§ Task instructions: Reproduce every record below exactly as written, but leave out any pictures.

### Provided records ###

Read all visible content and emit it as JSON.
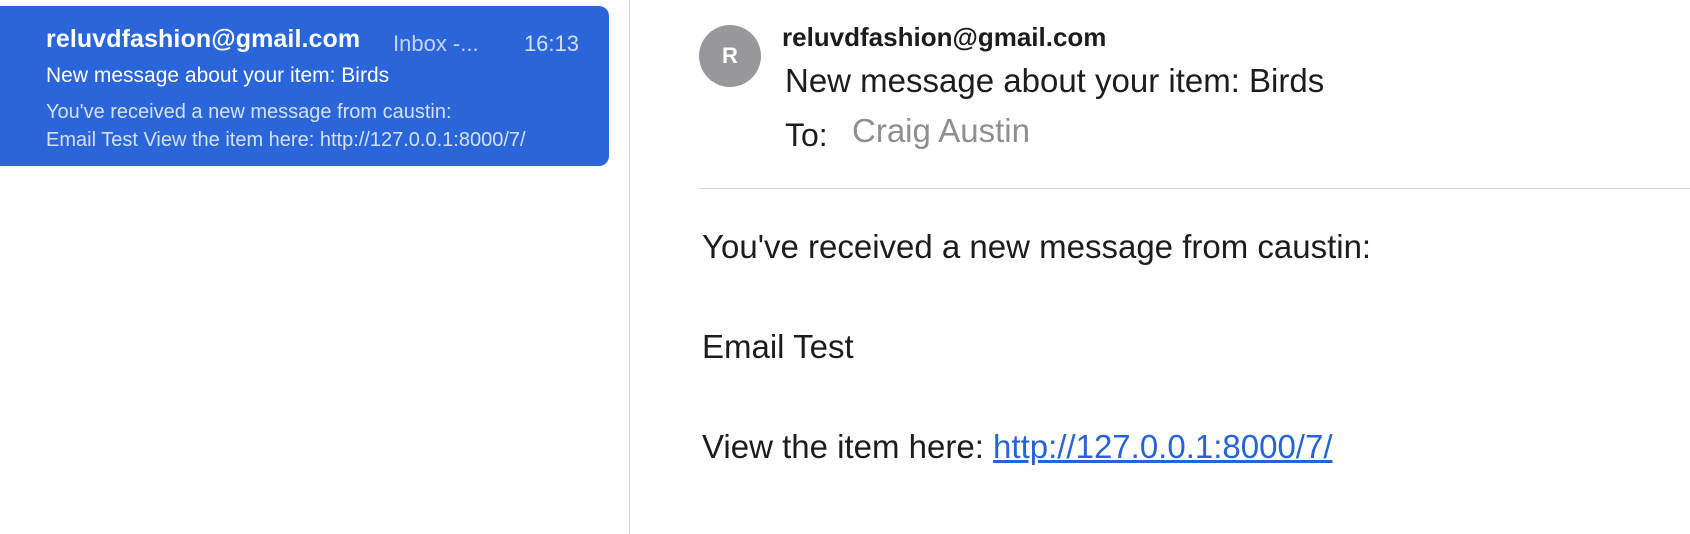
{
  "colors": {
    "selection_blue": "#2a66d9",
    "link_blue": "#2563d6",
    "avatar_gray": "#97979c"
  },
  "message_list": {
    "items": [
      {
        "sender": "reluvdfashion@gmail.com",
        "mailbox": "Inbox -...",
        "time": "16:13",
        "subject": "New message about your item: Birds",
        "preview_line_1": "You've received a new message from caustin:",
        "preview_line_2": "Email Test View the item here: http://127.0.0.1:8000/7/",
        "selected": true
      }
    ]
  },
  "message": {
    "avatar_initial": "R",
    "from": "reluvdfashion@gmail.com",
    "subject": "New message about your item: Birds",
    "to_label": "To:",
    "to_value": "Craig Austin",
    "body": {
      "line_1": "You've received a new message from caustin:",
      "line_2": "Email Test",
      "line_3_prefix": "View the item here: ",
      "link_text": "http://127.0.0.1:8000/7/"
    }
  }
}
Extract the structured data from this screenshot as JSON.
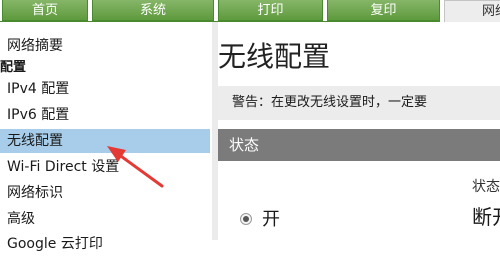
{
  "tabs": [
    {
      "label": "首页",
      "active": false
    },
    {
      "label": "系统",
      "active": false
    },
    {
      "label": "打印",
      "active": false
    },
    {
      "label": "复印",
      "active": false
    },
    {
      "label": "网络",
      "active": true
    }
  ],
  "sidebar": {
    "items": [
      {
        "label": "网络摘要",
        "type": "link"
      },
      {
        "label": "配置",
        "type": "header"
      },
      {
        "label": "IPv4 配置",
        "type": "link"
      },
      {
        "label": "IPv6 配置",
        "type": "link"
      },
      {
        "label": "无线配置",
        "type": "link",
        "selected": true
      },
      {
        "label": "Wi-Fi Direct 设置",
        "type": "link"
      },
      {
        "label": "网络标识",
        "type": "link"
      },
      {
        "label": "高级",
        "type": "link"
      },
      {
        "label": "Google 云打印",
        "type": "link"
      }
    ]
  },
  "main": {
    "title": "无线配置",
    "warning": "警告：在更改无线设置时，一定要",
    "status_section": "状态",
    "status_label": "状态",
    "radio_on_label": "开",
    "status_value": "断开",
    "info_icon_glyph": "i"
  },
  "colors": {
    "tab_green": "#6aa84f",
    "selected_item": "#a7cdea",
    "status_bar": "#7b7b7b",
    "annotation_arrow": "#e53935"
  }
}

###

§ Complete answer:
Read all visible content and emit it as JSON.
{
  "colors": {
    "selection_blue": "#2a66d9",
    "link_blue": "#2563d6",
    "avatar_gray": "#97979c"
  },
  "message_list": {
    "items": [
      {
        "sender": "reluvdfashion@gmail.com",
        "mailbox": "Inbox -...",
        "time": "16:13",
        "subject": "New message about your item: Birds",
        "preview_line_1": "You've received a new message from caustin:",
        "preview_line_2": "Email Test View the item here: http://127.0.0.1:8000/7/",
        "selected": true
      }
    ]
  },
  "message": {
    "avatar_initial": "R",
    "from": "reluvdfashion@gmail.com",
    "subject": "New message about your item: Birds",
    "to_label": "To:",
    "to_value": "Craig Austin",
    "body": {
      "line_1": "You've received a new message from caustin:",
      "line_2": "Email Test",
      "line_3_prefix": "View the item here: ",
      "link_text": "http://127.0.0.1:8000/7/"
    }
  }
}
Extract the structured data from this screenshot as JSON.
{
  "tabs": [
    {
      "label": "首页",
      "active": false
    },
    {
      "label": "系统",
      "active": false
    },
    {
      "label": "打印",
      "active": false
    },
    {
      "label": "复印",
      "active": false
    },
    {
      "label": "网络",
      "active": true
    }
  ],
  "sidebar": {
    "items": [
      {
        "label": "网络摘要",
        "type": "link"
      },
      {
        "label": "配置",
        "type": "header"
      },
      {
        "label": "IPv4 配置",
        "type": "link"
      },
      {
        "label": "IPv6 配置",
        "type": "link"
      },
      {
        "label": "无线配置",
        "type": "link",
        "selected": true
      },
      {
        "label": "Wi-Fi Direct 设置",
        "type": "link"
      },
      {
        "label": "网络标识",
        "type": "link"
      },
      {
        "label": "高级",
        "type": "link"
      },
      {
        "label": "Google 云打印",
        "type": "link"
      }
    ]
  },
  "main": {
    "title": "无线配置",
    "warning": "警告：在更改无线设置时，一定要",
    "status_section": "状态",
    "status_label": "状态",
    "radio_on_label": "开",
    "status_value": "断开",
    "info_icon_glyph": "i"
  },
  "colors": {
    "tab_green": "#6aa84f",
    "selected_item": "#a7cdea",
    "status_bar": "#7b7b7b",
    "annotation_arrow": "#e53935"
  }
}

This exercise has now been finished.